### STORED ROWS
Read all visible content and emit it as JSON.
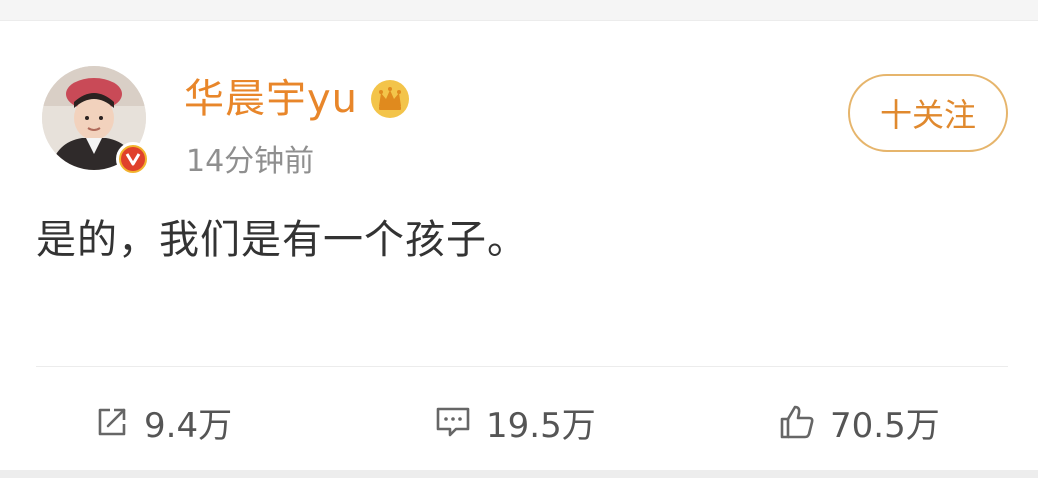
{
  "post": {
    "username": "华晨宇yu",
    "timestamp": "14分钟前",
    "follow_label": "十关注",
    "content": "是的，我们是有一个孩子。"
  },
  "actions": {
    "repost_count": "9.4万",
    "comment_count": "19.5万",
    "like_count": "70.5万"
  },
  "icons": {
    "avatar": "avatar-photo",
    "verified": "verified-v-badge-icon",
    "membership": "crown-icon",
    "repost": "repost-icon",
    "comment": "comment-icon",
    "like": "thumbs-up-icon"
  },
  "colors": {
    "username": "#e8862a",
    "follow_border": "#e6b56c",
    "follow_text": "#e0892e",
    "verified_badge": "#e0412b",
    "timestamp": "#8f8f8f",
    "content_text": "#333333",
    "action_text": "#555555"
  }
}
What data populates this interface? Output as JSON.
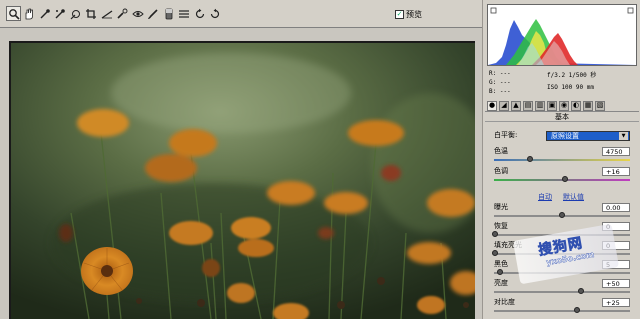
{
  "toolbar": {
    "tools": [
      {
        "name": "zoom-tool",
        "icon": "magnifier-icon"
      },
      {
        "name": "hand-tool",
        "icon": "hand-icon"
      },
      {
        "name": "white-balance-tool",
        "icon": "eyedropper-icon"
      },
      {
        "name": "color-sampler-tool",
        "icon": "sampler-icon"
      },
      {
        "name": "targeted-adjustment-tool",
        "icon": "target-icon"
      },
      {
        "name": "crop-tool",
        "icon": "crop-icon"
      },
      {
        "name": "straighten-tool",
        "icon": "straighten-icon"
      },
      {
        "name": "spot-removal-tool",
        "icon": "spot-icon"
      },
      {
        "name": "red-eye-tool",
        "icon": "red-eye-icon"
      },
      {
        "name": "adjustment-brush-tool",
        "icon": "brush-icon"
      },
      {
        "name": "graduated-filter-tool",
        "icon": "gradient-icon"
      },
      {
        "name": "preferences-tool",
        "icon": "list-icon"
      },
      {
        "name": "rotate-left-tool",
        "icon": "rotate-ccw-icon"
      },
      {
        "name": "rotate-right-tool",
        "icon": "rotate-cw-icon"
      }
    ],
    "preview_label": "预览",
    "preview_checked": true
  },
  "readout": {
    "r": "R:  ---",
    "g": "G:  ---",
    "b": "B:  ---",
    "exposure": "f/3.2  1/500 秒",
    "iso": "ISO 100   90 mm"
  },
  "panel": {
    "section_title": "基本",
    "wb_label": "白平衡:",
    "wb_value": "原照设置",
    "temp_label": "色温",
    "temp_value": "4750",
    "tint_label": "色调",
    "tint_value": "+16",
    "auto_link": "自动",
    "default_link": "默认值",
    "exposure_label": "曝光",
    "exposure_value": "0.00",
    "recovery_label": "恢复",
    "recovery_value": "0",
    "fill_label": "填充亮光",
    "fill_value": "0",
    "blacks_label": "黑色",
    "blacks_value": "5",
    "brightness_label": "亮度",
    "brightness_value": "+50",
    "contrast_label": "对比度",
    "contrast_value": "+25"
  },
  "watermark": {
    "text": "搜狗网",
    "sub": "yxo5o.com"
  },
  "colors": {
    "selection": "#1d5ec9",
    "link": "#1b3bb0"
  }
}
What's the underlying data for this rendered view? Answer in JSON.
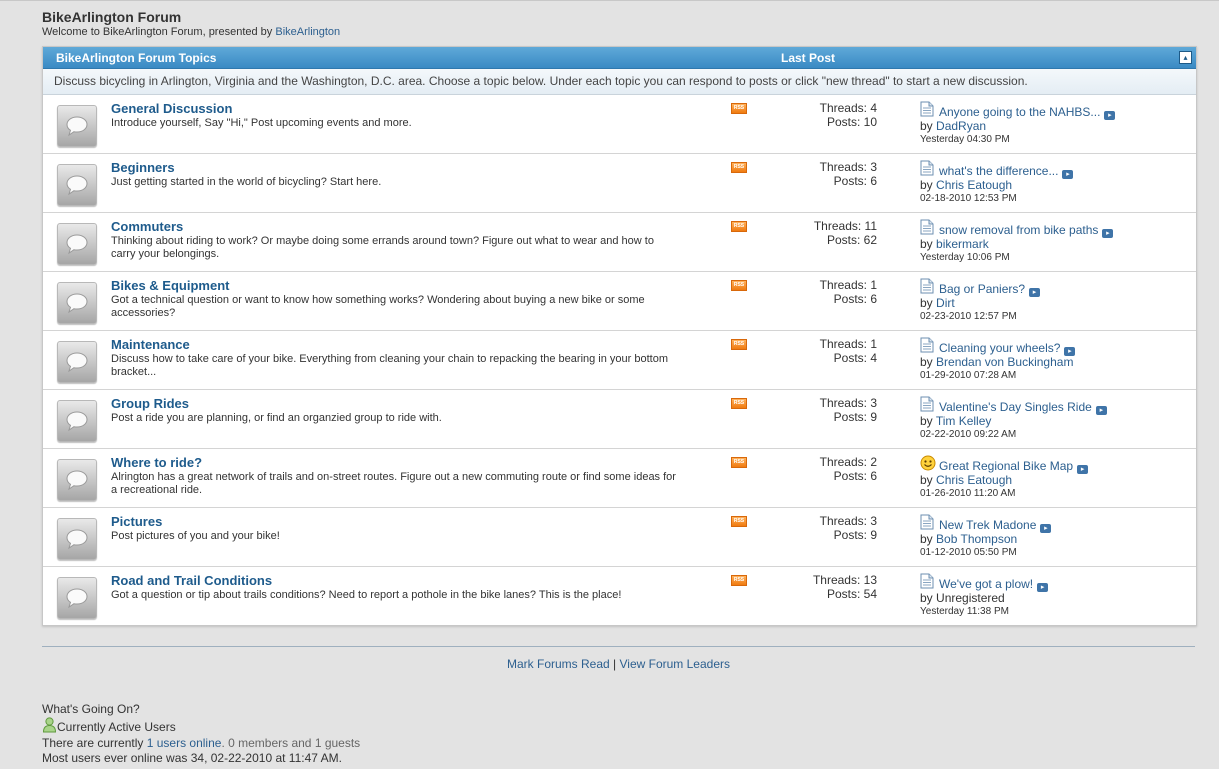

### EXERCISE AIM
Of the lines in this data, how many contain "spot"? Reply with only the number.

### WRITTEN RESPONSE
2